** START TEXT EXTRACT **

‘Collective Action or Collective Suicide’: UN Chief Pleads for Real Climate Response

“We need a concrete global response that addresses the needs of the world’s most vulnerable people, communities, and nations,” said U.N. Secretary-General António Guterres.

By Kenny Stancil

Governments can either come up with a collaborative and urgent plan to tackle the fossil fuel-driven climate emergency that is already wreaking deadly havoc across the globe or keep allowing corporations to pollute the atmosphere without limit, thereby condemning humanity to a grim future.

That stark warning comes from United Nations Secretary-General António Guterres, who said Monday: “We have a choice. Collective action or collective suicide.”

“It is in our hands,” he told diplomats from 40 countries gathered in Berlin for a three-day conference called the Petersberg Climate Dialogue. The meeting, hosted annually for the past 13 years by the German government, marks one of the last chances to work out an international agenda for mitigation, adaptation, and compensation before the U.N.’s COP27 climate summit kicks off in Egypt this November.

** END TEXT EXTRACT **

● **GOALS**
1. Answer these questions about the article on the UN chief's climate appeal:
(a) Who said that the world needs "a concrete global response that addresses the needs of the world's most vulnerable people, communities, and nations"?
(b) Diplomats from how many countries gathered in Berlin?
(c) In which country will COP27 be held?
2. Extend the article on the UN chief's climate appeal by writing what comes after its final sentence.

** START DATASET EXCERPTS **

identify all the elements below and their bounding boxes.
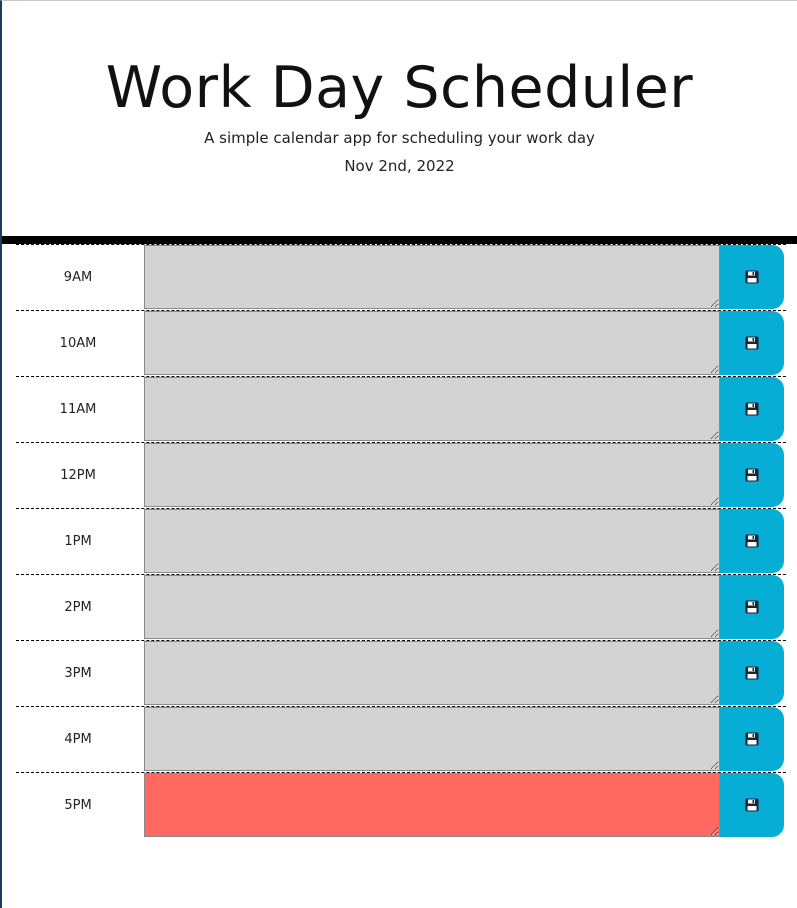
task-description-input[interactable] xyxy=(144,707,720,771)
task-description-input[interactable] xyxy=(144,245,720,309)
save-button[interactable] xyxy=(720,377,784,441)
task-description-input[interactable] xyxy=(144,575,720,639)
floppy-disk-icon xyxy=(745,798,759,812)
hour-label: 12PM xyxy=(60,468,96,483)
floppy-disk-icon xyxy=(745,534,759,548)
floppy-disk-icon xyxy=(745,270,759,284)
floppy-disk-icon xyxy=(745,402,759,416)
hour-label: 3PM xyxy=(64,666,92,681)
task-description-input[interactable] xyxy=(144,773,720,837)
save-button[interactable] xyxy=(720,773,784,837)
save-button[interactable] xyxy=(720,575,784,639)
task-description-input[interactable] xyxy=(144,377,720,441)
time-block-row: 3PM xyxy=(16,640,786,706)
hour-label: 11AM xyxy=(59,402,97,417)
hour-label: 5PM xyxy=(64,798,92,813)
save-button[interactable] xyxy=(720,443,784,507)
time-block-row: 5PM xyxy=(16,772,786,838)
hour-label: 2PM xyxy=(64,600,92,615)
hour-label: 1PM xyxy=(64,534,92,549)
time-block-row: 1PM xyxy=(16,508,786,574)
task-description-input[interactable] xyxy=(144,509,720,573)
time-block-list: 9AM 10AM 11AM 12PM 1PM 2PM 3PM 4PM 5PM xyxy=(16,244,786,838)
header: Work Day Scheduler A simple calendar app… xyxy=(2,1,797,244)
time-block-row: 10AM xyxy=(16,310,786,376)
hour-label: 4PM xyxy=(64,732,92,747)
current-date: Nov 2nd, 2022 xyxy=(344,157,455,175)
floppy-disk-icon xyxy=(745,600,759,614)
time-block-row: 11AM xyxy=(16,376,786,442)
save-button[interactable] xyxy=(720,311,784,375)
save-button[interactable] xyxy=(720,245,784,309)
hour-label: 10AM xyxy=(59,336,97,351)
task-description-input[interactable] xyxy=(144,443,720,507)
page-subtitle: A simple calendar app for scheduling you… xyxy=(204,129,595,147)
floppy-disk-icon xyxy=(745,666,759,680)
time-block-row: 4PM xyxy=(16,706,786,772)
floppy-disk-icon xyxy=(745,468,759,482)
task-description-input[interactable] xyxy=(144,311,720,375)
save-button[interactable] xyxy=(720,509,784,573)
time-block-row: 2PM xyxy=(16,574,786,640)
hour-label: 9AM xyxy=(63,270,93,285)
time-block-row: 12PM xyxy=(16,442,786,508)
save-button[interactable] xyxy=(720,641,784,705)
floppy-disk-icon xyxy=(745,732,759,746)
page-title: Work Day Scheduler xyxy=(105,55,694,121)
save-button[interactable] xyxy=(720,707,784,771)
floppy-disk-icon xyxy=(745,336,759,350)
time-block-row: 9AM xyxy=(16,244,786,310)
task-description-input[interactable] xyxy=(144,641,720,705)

** END DATASET EXCERPTS **

● **FINAL ANSWERS**
1.
(a) U.N. Secretary-General António Guterres
(b) 40
(c) Egypt

2.
At the conclusion of COP26 eight months ago, Guterres noted, the Paris agreement’s goal of limiting global temperature rise to 1.5ºC above preindustrial levels was left “on life support.”

“Since then, its pulse has weakened further,” he continued. “Greenhouse gas concentrations, sea level rise, and ocean heat have broken new records.”

“Half of humanity is in the danger zone from floods, droughts, extreme storms, and wildfires,” Guterres pointed out. “No nation is immune.”

The U.N. chief’s latest warning comes as large swaths of the planet are being pummeled by heatwaves and wildfires, with no immediate respite in sight—at around 1.2ºC of warming.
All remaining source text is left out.